Dataset listings of figures:
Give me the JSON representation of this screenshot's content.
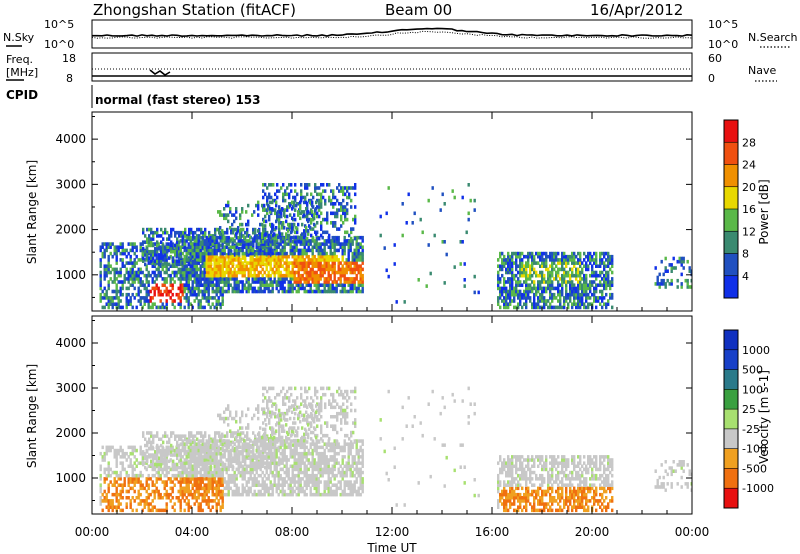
{
  "header": {
    "title": "Zhongshan Station (fitACF)",
    "beam": "Beam 00",
    "date": "16/Apr/2012"
  },
  "noise_panel": {
    "left_label": "N.Sky",
    "left_ticks": [
      "10^5",
      "10^0"
    ],
    "right_ticks": [
      "10^5",
      "10^0"
    ],
    "right_label": "N.Search"
  },
  "freq_panel": {
    "left_label_1": "Freq.",
    "left_label_2": "[MHz]",
    "left_ticks": [
      "18",
      "8"
    ],
    "right_ticks": [
      "60",
      "0"
    ],
    "right_label": "Nave"
  },
  "cpid": {
    "label": "CPID",
    "value": "normal (fast stereo) 153"
  },
  "chart_data": [
    {
      "type": "heatmap",
      "quantity": "Power",
      "ylabel": "Slant Range [km]",
      "xlabel": "Time UT",
      "x_ticks": [
        "00:00",
        "04:00",
        "08:00",
        "12:00",
        "16:00",
        "20:00",
        "00:00"
      ],
      "y_ticks": [
        1000,
        2000,
        3000,
        4000
      ],
      "ylim": [
        200,
        4600
      ],
      "xlim_hours": [
        0,
        24
      ],
      "colorbar_label": "Power [dB]",
      "colorbar_ticks": [
        "4",
        "8",
        "12",
        "16",
        "20",
        "24",
        "28"
      ],
      "colorbar_colors": [
        "#1030e8",
        "#2050c0",
        "#3a8a70",
        "#5ab848",
        "#e8d800",
        "#f09000",
        "#f05010",
        "#e81010"
      ]
    },
    {
      "type": "heatmap",
      "quantity": "Velocity",
      "ylabel": "Slant Range [km]",
      "xlabel": "Time UT",
      "x_ticks": [
        "00:00",
        "04:00",
        "08:00",
        "12:00",
        "16:00",
        "20:00",
        "00:00"
      ],
      "y_ticks": [
        1000,
        2000,
        3000,
        4000
      ],
      "ylim": [
        200,
        4600
      ],
      "xlim_hours": [
        0,
        24
      ],
      "colorbar_label": "Velocity [m s-1]",
      "colorbar_ticks": [
        "1000",
        "500",
        "100",
        "25",
        "-25",
        "-100",
        "-500",
        "-1000"
      ],
      "colorbar_colors": [
        "#1840c8",
        "#2a7a8a",
        "#3aa040",
        "#a8e070",
        "#c8c8c8",
        "#f0a020",
        "#f07010",
        "#e82010"
      ]
    }
  ]
}
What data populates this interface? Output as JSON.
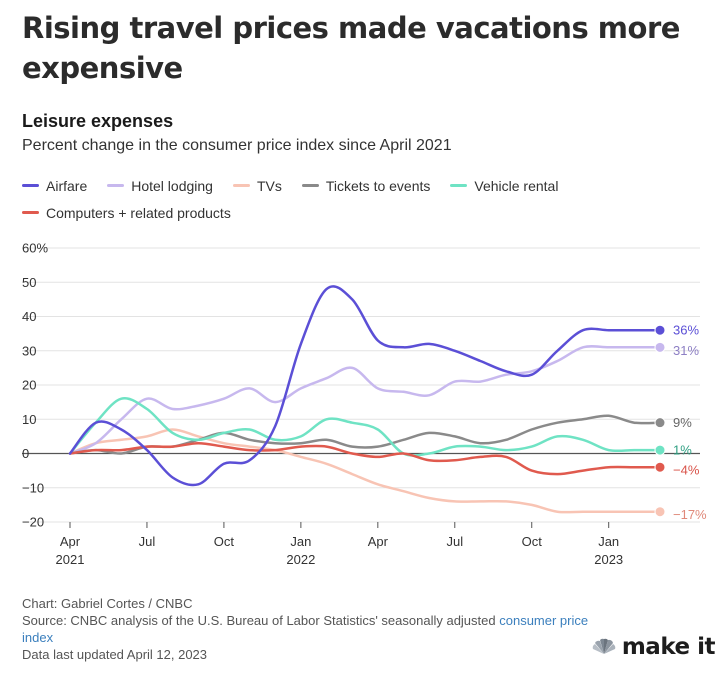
{
  "headline": "Rising travel prices made vacations more expensive",
  "brand": {
    "name": "make it",
    "mark_text": "CNBC"
  },
  "footer": {
    "credit": "Chart: Gabriel Cortes / CNBC",
    "source_prefix": "Source: CNBC analysis of the U.S. Bureau of Labor Statistics' seasonally adjusted ",
    "source_link": "consumer price index",
    "updated": "Data last updated April 12, 2023"
  },
  "colors": {
    "accent_link": "#3b7fbd",
    "gridline": "#e3e3e3",
    "baseline": "#555555"
  },
  "chart_data": {
    "type": "line",
    "title": "Leisure expenses",
    "subtitle": "Percent change in the consumer price index since April 2021",
    "xlabel": "",
    "ylabel": "",
    "ylim": [
      -20,
      60
    ],
    "yticks": [
      -20,
      -10,
      0,
      10,
      20,
      30,
      40,
      50,
      60
    ],
    "ytick_labels": [
      "−20",
      "−10",
      "0",
      "10",
      "20",
      "30",
      "40",
      "50",
      "60%"
    ],
    "x": [
      "2021-04",
      "2021-05",
      "2021-06",
      "2021-07",
      "2021-08",
      "2021-09",
      "2021-10",
      "2021-11",
      "2021-12",
      "2022-01",
      "2022-02",
      "2022-03",
      "2022-04",
      "2022-05",
      "2022-06",
      "2022-07",
      "2022-08",
      "2022-09",
      "2022-10",
      "2022-11",
      "2022-12",
      "2023-01",
      "2023-02",
      "2023-03"
    ],
    "xticks": [
      {
        "x": "2021-04",
        "label": "Apr",
        "year": "2021"
      },
      {
        "x": "2021-07",
        "label": "Jul",
        "year": ""
      },
      {
        "x": "2021-10",
        "label": "Oct",
        "year": ""
      },
      {
        "x": "2022-01",
        "label": "Jan",
        "year": "2022"
      },
      {
        "x": "2022-04",
        "label": "Apr",
        "year": ""
      },
      {
        "x": "2022-07",
        "label": "Jul",
        "year": ""
      },
      {
        "x": "2022-10",
        "label": "Oct",
        "year": ""
      },
      {
        "x": "2023-01",
        "label": "Jan",
        "year": "2023"
      }
    ],
    "grid": true,
    "legend_position": "top",
    "series": [
      {
        "name": "Airfare",
        "color": "#5b4fd6",
        "end_label": "36%",
        "end_color": "#5b4fd6",
        "values": [
          0,
          9,
          7,
          1,
          -7,
          -9,
          -3,
          -2,
          8,
          32,
          48,
          45,
          33,
          31,
          32,
          30,
          27,
          24,
          23,
          30,
          36,
          36,
          36,
          36
        ]
      },
      {
        "name": "Hotel lodging",
        "color": "#c7b8ee",
        "end_label": "31%",
        "end_color": "#8d7fc4",
        "values": [
          0,
          3,
          10,
          16,
          13,
          14,
          16,
          19,
          15,
          19,
          22,
          25,
          19,
          18,
          17,
          21,
          21,
          23,
          24,
          27,
          31,
          31,
          31,
          31
        ]
      },
      {
        "name": "TVs",
        "color": "#f8c4b4",
        "end_label": "−17%",
        "end_color": "#e0897a",
        "values": [
          0,
          3,
          4,
          5,
          7,
          5,
          3,
          2,
          1,
          -1,
          -3,
          -6,
          -9,
          -11,
          -13,
          -14,
          -14,
          -14,
          -15,
          -17,
          -17,
          -17,
          -17,
          -17
        ]
      },
      {
        "name": "Tickets to events",
        "color": "#8a8a8a",
        "end_label": "9%",
        "end_color": "#666666",
        "values": [
          0,
          1,
          0,
          2,
          2,
          4,
          6,
          4,
          3,
          3,
          4,
          2,
          2,
          4,
          6,
          5,
          3,
          4,
          7,
          9,
          10,
          11,
          9,
          9
        ]
      },
      {
        "name": "Vehicle rental",
        "color": "#6fe3c4",
        "end_label": "1%",
        "end_color": "#2f9f82",
        "values": [
          0,
          9,
          16,
          13,
          6,
          4,
          6,
          7,
          4,
          5,
          10,
          9,
          7,
          0,
          0,
          2,
          2,
          1,
          2,
          5,
          4,
          1,
          1,
          1
        ]
      },
      {
        "name": "Computers + related products",
        "color": "#e05a4e",
        "end_label": "−4%",
        "end_color": "#d9534a",
        "values": [
          0,
          1,
          1,
          2,
          2,
          3,
          2,
          1,
          1,
          2,
          2,
          0,
          -1,
          0,
          -2,
          -2,
          -1,
          -1,
          -5,
          -6,
          -5,
          -4,
          -4,
          -4
        ]
      }
    ]
  }
}
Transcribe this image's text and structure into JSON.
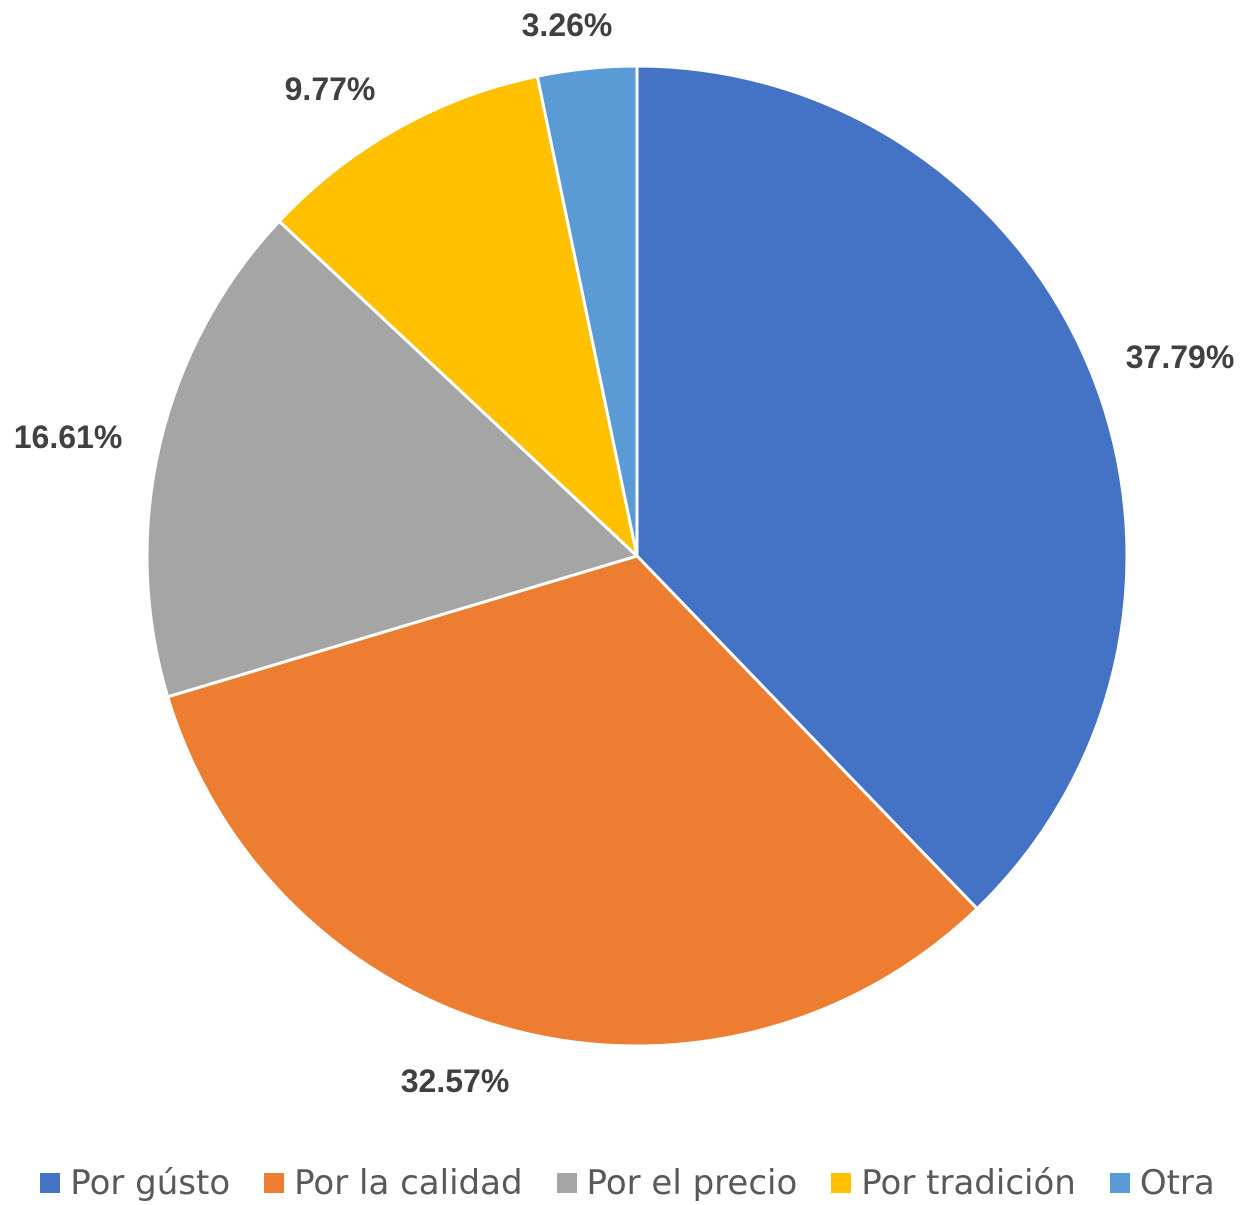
{
  "chart_data": {
    "type": "pie",
    "title": "",
    "categories": [
      "Por gústo",
      "Por la calidad",
      "Por el precio",
      "Por tradición",
      "Otra"
    ],
    "values": [
      37.79,
      32.57,
      16.61,
      9.77,
      3.26
    ],
    "data_labels": [
      "37.79%",
      "32.57%",
      "16.61%",
      "9.77%",
      "3.26%"
    ],
    "colors": [
      "#4472C4",
      "#ED7D31",
      "#A5A5A5",
      "#FFC000",
      "#5B9BD5"
    ],
    "start_angle_deg": 0,
    "direction": "clockwise",
    "legend_position": "bottom"
  }
}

YOUR GOAL:
Pull out all lines from the listing that contain the string "this".

WRITTEN REPLY:
Give me the JSON representation of this screenshot's content.
What data populates this interface? Output as JSON.
Transcribe this image's text and structure into JSON.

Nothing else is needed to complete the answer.